Passage shown:
━━━

Charged Polypeptide Tail Boosts the Salt Resistance of Enzyme-Containing Complex Coacervate Micelles

Abstract

Encapsulation of proteins can have advantages for their protection, stability, and delivery purposes. One of the options to encapsulate proteins is to incorporate them in complex coacervate core micelles (C3Ms). This can easily be achieved by mixing aqueous solutions of the protein and an oppositely charged neutral-hydrophilic diblock copolymer. However, protein-containing C3Ms often suffer from salt-inducible disintegration due to the low charge density of proteins. The aim of this study is to improve the salt stability of protein-containing C3Ms by increasing the net charge of the protein by tagging it with a charged polypeptide. As a model protein, we used CotA laccase and generated variants with 10, 20, 30, and 40 glutamic acids attached at the C-terminus of CotA using genetic engineering. Micelles were obtained by mixing the five CotA variants with poly(N-methyl-2-vinyl-pyridinium)-block-poly(ethylene oxide) (PM2VP₁₂₈-b-PEO₄₇₇) at pH 10.8. Hydrodynamic radii of the micelles of approximately 31, 27, and 23 nm for native CotA, CotA-E20, and CotA-E40, respectively, were determined using dynamic light scattering (DLS) and fluorescence correlation spectroscopy (FCS). The encapsulation efficiency was not affected using enzymes with a polyglutamic acid tail but resulted in more micelles with a smaller number of enzyme molecules per micelle. Furthermore, it was shown that the addition of a polyglutamic acid tail to CotA indeed resulted in improved salt stability of enzyme-containing C3Ms. Interestingly, the polyglutamic acid CotA variants showed an enhanced enzyme activity. This study demonstrates that increasing the net charge of enzymes through genetic engineering is a promising strategy to improve the practical applicability of C3Ms as enzyme delivery systems.

Figure 1

Comparison of electrostatic potentials at the molecular surface of three CotA variants. (A) Native CotA (CotA wild type), (B) CotA with additional 10 glutamic acid tags (CotA-E10), and (C) CotA with additional 20 glutamic acid tags (CotA-E20). Color surface overlay indicates the electrostatic potential in a scale from negative (red), neutral (white), and positive potential (blue). This figure was created using the default parameters of the PyMOL APBS Tools plugin in PyMol_2.3.4 software.

Figure 2

SDS-PAGE of purified CotA-WT, CotA-E10, CotA-E20, CotA-E30, and CotA-E40.

Figure 3

Light scattering intensity (I), hydrodynamic radius (R_h), and polydispersity index (PDI) for mixtures of different CotA variants with the diblock copolymer PM2PV₁₂₈-b-PEO₄₇₇ observed with DLS. (A) Native CotA, (B) CotA-E10, (C) CotA-E20, (D) CotA-E30, and (E) CotA-E40. The maximum in light scattering intensity as a function of F^– corresponds to the preferred micellar composition (PMC).

━━━

Supplied material:
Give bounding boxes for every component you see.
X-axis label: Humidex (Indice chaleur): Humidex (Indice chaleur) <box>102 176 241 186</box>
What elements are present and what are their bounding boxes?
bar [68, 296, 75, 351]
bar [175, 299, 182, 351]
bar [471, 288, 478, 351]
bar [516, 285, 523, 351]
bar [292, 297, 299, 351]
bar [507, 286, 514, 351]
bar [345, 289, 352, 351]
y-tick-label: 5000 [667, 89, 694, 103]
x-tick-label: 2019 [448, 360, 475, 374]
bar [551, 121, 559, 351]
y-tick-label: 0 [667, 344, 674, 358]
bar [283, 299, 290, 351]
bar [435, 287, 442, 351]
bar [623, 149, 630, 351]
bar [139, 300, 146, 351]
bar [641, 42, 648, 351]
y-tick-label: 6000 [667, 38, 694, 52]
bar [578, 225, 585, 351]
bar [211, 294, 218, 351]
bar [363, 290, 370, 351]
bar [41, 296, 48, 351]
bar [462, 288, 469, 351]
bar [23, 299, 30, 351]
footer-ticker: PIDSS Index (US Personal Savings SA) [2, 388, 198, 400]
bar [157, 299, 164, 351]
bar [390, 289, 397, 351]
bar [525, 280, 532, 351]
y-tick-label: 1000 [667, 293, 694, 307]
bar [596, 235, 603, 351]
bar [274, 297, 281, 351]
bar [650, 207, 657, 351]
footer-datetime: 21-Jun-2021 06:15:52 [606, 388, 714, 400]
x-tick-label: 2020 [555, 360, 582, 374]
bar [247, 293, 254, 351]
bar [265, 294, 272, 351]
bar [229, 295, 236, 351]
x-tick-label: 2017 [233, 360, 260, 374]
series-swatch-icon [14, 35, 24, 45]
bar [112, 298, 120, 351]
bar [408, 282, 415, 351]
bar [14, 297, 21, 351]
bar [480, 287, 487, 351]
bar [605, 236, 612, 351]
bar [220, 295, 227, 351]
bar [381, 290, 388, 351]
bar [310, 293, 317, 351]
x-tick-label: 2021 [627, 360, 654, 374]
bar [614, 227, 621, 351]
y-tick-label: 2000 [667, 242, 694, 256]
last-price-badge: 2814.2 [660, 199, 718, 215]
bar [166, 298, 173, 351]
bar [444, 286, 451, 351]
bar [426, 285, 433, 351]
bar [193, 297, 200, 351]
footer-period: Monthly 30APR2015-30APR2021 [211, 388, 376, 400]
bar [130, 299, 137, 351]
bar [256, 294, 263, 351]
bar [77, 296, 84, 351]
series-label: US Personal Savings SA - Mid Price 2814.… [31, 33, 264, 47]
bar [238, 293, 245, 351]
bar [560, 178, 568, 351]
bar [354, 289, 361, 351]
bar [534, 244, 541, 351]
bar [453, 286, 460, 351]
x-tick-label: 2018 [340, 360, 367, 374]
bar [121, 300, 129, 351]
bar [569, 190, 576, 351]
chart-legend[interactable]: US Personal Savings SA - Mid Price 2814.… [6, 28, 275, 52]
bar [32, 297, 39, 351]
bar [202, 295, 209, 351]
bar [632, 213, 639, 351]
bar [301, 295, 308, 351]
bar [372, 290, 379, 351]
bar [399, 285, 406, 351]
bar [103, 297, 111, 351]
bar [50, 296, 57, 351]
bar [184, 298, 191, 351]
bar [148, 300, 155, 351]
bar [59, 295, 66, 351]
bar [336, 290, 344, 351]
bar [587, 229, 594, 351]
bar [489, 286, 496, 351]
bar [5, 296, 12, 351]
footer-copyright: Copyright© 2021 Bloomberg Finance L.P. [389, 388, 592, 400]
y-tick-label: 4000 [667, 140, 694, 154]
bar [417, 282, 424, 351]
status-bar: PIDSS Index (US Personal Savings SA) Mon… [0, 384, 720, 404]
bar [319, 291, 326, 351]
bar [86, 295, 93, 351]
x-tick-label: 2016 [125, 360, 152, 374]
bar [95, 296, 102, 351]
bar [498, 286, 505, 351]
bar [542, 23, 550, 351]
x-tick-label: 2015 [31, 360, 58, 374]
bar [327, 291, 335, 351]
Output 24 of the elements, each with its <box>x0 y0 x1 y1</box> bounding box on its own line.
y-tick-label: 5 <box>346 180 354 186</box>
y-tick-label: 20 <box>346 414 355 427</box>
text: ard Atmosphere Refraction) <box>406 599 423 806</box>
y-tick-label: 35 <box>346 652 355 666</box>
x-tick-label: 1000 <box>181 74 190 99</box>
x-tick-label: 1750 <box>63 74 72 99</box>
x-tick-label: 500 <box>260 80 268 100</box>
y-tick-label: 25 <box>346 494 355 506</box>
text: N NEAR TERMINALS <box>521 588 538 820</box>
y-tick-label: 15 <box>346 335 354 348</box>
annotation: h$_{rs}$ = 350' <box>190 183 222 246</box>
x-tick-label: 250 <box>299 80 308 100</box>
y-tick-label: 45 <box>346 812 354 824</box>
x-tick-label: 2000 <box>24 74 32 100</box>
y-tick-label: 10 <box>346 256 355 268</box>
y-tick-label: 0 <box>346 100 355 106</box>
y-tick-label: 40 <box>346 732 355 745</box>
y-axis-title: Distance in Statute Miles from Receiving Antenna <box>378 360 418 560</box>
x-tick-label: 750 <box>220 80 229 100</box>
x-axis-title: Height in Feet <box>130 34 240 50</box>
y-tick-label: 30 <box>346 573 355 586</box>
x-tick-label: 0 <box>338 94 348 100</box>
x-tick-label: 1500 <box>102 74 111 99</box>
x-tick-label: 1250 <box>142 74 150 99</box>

━━━

Brief 1: Please quote the coacervate micelle article word for word, beginning at "Comparison of electrostatic" and stopping after "in PyMol_2.3.4 software.".
Brief 2: Name every CotA variant with a glutamic acid tail that the coacervate micelle article identifies by its short label.
None of the items are needed here.

Written solution 1:
Comparison of electrostatic potentials at the molecular surface of three CotA variants. (A) Native CotA (CotA wild type), (B) CotA with additional 10 glutamic acid tags (CotA-E10), and (C) CotA with additional 20 glutamic acid tags (CotA-E20). Color surface overlay indicates the electrostatic potential in a scale from negative (red), neutral (white), and positive potential (blue). This figure was created using the default parameters of the PyMOL APBS Tools plugin in PyMol_2.3.4 software.

Written solution 2: CotA-E10, CotA-E20, CotA-E30, CotA-E40